■ TASK TO COMPLETE:
Copy the rows below word for word, from the first row up to and including the row with "help-icon[interactable]: ? bbox=[497, 4, 511, 18]".

■ EXTRACTED INFORMATION:
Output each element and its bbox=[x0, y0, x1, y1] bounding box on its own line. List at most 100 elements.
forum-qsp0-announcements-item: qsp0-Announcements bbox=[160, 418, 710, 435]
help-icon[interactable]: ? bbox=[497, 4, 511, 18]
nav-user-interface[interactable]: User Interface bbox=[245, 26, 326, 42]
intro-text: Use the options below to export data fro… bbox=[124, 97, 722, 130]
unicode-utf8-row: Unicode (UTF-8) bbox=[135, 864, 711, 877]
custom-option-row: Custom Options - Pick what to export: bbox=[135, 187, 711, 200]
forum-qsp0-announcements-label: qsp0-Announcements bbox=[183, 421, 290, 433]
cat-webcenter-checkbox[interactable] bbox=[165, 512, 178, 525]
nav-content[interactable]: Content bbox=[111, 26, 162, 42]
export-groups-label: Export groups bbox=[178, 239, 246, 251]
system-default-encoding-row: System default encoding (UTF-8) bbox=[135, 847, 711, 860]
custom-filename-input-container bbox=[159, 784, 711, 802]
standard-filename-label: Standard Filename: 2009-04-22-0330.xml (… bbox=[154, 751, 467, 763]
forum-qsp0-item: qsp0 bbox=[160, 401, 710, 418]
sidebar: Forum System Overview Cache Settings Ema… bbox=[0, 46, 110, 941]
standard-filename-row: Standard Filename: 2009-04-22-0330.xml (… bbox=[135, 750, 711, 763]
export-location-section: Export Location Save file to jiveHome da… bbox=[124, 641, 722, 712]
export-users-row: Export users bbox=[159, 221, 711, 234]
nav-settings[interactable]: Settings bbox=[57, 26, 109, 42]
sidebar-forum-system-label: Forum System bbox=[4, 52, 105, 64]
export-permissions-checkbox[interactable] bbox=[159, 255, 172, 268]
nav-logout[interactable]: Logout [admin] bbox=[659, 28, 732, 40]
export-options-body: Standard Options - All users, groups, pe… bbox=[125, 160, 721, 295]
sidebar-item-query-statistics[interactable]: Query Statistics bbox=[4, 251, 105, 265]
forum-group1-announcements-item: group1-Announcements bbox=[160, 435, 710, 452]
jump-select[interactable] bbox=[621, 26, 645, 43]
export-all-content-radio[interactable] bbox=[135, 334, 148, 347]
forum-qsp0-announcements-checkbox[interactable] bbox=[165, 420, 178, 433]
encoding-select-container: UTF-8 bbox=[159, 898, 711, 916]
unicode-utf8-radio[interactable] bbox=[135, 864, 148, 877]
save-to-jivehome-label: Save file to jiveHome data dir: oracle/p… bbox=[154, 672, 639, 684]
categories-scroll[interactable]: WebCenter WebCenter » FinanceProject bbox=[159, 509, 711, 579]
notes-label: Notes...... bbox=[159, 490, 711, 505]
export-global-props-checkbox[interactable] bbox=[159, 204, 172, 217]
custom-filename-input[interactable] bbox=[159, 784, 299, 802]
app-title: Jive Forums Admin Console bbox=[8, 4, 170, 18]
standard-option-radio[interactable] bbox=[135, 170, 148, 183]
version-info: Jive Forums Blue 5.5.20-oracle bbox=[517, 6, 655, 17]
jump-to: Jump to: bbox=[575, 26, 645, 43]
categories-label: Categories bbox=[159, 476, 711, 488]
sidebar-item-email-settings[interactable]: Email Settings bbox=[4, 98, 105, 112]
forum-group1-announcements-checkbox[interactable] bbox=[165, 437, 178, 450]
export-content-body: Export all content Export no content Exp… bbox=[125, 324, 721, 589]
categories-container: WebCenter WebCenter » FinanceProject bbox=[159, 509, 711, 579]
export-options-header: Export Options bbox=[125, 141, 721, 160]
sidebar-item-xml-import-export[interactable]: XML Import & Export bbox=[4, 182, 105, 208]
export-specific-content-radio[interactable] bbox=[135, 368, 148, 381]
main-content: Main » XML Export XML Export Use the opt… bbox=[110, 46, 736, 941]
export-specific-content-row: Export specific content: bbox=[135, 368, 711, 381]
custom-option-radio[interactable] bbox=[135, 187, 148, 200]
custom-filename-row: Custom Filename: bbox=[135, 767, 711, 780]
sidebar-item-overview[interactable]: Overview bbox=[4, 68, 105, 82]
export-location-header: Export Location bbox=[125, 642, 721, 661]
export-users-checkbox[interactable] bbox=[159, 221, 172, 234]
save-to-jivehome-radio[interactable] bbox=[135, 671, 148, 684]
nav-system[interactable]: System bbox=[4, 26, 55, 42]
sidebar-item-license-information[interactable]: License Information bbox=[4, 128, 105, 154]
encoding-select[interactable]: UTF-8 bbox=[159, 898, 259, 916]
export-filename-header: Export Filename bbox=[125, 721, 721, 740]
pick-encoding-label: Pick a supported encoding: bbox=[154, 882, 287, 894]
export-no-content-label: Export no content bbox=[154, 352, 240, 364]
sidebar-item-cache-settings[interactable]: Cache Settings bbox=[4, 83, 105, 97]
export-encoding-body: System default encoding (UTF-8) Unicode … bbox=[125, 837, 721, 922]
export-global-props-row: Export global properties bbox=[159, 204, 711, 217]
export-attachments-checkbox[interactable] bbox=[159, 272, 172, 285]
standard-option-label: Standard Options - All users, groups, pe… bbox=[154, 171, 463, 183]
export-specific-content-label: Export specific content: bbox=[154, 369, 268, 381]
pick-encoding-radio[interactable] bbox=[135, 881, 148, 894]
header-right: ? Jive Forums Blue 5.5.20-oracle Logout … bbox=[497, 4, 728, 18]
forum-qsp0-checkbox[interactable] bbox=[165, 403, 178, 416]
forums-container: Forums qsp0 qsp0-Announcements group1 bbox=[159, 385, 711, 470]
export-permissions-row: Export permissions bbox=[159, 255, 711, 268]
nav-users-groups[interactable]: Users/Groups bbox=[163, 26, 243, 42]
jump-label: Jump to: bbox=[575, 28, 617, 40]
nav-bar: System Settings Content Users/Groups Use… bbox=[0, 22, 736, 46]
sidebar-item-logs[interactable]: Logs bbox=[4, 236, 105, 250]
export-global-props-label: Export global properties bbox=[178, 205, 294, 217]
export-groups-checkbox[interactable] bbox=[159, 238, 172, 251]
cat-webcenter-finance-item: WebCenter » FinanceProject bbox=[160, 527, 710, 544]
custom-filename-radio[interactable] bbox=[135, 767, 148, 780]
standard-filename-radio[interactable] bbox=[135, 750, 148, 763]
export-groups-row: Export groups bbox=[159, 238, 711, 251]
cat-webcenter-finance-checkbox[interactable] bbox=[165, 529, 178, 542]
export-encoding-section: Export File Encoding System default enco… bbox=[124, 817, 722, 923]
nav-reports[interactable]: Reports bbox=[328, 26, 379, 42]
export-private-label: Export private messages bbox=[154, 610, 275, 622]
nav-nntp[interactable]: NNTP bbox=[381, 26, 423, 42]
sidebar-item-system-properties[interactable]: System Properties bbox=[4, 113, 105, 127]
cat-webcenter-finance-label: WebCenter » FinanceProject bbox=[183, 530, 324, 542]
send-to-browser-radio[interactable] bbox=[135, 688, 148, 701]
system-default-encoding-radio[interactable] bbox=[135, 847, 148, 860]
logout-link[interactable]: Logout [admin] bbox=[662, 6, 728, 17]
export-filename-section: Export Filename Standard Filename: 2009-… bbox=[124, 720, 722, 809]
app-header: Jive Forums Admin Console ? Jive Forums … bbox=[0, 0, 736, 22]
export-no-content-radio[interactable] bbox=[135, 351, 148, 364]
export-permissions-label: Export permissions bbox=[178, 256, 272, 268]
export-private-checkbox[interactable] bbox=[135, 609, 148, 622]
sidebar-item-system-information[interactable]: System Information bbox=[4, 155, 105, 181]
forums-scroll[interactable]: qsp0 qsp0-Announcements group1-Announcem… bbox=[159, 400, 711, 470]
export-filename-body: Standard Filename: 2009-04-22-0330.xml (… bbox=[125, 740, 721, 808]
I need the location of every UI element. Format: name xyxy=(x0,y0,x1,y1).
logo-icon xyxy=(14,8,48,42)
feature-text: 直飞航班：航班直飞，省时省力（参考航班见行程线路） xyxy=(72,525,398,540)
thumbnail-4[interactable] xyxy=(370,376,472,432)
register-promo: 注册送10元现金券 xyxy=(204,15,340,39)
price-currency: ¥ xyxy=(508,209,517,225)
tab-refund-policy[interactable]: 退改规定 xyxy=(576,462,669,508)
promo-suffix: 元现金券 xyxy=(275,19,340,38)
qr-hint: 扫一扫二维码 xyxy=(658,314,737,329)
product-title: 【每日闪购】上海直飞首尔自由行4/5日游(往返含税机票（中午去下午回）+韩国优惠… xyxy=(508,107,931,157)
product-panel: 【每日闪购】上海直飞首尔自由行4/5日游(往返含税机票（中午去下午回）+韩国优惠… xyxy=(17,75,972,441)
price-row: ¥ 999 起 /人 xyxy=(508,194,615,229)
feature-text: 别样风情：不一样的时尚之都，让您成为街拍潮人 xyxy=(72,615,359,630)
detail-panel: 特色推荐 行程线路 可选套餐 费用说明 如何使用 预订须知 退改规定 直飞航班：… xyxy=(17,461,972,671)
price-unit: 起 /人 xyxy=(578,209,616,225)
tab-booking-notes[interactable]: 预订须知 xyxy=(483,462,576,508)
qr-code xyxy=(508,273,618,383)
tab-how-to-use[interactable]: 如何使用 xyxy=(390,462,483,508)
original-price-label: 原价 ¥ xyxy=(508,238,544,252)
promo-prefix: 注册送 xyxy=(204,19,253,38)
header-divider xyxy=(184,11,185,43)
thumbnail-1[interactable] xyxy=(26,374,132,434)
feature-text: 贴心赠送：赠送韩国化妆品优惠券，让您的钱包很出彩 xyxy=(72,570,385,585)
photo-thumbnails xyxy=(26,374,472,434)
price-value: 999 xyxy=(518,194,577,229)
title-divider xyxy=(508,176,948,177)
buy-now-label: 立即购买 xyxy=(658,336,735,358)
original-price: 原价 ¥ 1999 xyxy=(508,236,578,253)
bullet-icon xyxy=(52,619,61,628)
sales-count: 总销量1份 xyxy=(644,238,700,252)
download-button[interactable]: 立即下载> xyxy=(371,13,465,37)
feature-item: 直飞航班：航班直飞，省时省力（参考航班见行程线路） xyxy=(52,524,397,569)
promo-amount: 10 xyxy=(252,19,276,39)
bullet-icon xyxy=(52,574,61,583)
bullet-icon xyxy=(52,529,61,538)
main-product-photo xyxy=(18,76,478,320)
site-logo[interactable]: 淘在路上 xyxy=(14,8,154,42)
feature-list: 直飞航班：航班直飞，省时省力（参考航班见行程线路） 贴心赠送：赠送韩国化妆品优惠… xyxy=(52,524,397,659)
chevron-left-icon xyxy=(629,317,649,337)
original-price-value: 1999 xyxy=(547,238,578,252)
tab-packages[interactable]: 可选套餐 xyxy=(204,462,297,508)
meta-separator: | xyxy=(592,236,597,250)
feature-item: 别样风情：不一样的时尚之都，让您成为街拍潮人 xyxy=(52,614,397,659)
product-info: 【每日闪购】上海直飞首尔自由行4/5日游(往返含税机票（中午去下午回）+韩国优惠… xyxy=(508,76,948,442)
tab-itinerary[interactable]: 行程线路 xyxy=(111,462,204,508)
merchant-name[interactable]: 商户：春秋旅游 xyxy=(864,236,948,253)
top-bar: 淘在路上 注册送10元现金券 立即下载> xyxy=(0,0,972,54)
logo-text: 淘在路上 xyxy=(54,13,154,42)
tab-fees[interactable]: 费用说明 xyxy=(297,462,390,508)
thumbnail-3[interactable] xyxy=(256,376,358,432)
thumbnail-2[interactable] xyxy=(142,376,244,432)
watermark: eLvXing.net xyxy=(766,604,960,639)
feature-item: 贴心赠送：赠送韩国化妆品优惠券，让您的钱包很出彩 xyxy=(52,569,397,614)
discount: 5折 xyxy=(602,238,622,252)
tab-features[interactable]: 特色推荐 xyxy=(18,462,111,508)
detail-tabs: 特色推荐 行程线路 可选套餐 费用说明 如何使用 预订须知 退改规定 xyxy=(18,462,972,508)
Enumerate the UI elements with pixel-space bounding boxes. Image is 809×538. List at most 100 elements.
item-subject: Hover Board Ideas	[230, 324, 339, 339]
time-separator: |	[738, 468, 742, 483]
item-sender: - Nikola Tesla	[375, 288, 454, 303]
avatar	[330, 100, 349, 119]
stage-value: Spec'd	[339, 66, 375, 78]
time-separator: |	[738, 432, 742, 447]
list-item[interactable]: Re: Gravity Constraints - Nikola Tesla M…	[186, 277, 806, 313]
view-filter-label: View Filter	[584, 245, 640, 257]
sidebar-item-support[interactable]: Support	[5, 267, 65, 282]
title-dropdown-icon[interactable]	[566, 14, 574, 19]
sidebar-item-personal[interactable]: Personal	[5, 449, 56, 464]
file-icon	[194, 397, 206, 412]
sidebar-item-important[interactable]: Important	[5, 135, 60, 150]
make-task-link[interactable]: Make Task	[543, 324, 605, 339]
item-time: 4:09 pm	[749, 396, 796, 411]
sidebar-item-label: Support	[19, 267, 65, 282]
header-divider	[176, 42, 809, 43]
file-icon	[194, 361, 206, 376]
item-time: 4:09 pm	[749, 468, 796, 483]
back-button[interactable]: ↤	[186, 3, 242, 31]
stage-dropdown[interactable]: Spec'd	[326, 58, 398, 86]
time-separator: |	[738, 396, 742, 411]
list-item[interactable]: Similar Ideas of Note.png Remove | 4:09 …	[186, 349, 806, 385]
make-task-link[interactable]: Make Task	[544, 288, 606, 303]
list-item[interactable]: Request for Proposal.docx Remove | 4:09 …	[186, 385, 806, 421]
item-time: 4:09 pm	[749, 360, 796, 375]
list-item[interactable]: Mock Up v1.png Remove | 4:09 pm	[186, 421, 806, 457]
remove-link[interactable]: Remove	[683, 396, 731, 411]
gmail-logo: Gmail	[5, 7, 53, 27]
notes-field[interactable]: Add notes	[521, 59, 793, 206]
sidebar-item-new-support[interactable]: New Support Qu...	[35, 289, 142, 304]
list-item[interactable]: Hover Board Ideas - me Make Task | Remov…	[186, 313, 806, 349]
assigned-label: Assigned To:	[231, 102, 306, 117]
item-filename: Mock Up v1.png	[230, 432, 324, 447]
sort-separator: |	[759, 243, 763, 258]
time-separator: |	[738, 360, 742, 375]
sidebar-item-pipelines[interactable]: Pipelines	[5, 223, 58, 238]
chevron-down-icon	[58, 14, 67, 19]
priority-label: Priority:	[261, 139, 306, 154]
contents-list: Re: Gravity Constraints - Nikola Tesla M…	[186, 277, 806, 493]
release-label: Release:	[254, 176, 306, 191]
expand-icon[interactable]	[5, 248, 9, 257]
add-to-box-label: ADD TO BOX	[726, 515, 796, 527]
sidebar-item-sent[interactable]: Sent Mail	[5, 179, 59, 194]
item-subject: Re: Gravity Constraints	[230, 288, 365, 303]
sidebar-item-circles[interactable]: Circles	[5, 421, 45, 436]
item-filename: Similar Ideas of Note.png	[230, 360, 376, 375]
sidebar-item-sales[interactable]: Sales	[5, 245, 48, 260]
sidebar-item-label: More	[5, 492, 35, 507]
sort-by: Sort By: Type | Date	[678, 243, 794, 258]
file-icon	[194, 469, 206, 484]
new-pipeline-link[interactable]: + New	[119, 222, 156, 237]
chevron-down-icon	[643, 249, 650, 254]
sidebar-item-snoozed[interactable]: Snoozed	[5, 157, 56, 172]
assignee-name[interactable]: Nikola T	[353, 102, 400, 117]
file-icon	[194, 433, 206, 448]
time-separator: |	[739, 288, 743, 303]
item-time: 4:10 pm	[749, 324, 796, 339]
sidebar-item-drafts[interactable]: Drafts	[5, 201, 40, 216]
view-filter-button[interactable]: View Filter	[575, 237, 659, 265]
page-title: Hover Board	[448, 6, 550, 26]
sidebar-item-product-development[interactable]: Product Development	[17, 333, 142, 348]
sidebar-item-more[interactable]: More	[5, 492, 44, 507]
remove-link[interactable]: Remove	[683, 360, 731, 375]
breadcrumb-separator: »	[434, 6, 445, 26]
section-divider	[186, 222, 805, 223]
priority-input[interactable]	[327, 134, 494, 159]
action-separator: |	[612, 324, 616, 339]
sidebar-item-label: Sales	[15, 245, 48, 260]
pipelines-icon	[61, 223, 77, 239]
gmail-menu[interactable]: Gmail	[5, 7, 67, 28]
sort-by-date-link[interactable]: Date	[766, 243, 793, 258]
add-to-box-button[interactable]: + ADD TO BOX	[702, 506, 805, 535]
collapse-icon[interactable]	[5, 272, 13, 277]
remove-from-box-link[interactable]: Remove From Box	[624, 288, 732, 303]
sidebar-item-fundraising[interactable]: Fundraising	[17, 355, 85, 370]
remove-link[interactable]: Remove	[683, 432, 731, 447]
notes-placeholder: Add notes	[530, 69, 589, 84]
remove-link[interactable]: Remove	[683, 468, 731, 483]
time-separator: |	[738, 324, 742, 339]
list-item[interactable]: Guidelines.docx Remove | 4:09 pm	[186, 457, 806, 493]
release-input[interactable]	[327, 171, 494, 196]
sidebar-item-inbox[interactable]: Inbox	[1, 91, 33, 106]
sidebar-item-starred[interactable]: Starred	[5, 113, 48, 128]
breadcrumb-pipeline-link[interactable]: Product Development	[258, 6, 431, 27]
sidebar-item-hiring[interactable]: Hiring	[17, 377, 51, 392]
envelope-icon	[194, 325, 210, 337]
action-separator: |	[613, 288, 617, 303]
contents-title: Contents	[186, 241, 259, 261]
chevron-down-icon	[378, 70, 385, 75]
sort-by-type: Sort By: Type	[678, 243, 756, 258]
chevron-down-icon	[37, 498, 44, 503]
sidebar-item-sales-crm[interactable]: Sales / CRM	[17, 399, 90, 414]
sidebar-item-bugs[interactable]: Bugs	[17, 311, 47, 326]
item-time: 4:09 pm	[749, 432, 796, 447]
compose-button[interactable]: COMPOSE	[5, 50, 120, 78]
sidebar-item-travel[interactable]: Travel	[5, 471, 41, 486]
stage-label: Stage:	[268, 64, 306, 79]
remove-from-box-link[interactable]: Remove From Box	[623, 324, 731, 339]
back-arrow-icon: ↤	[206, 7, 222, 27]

■ REPLY:
Output each element and its bbox=[x0, y0, x1, y1] bounding box on its own line. List at most 100 elements.
forum-qsp0-announcements-item: qsp0-Announcements bbox=[160, 418, 710, 435]
help-icon[interactable]: ? bbox=[497, 4, 511, 18]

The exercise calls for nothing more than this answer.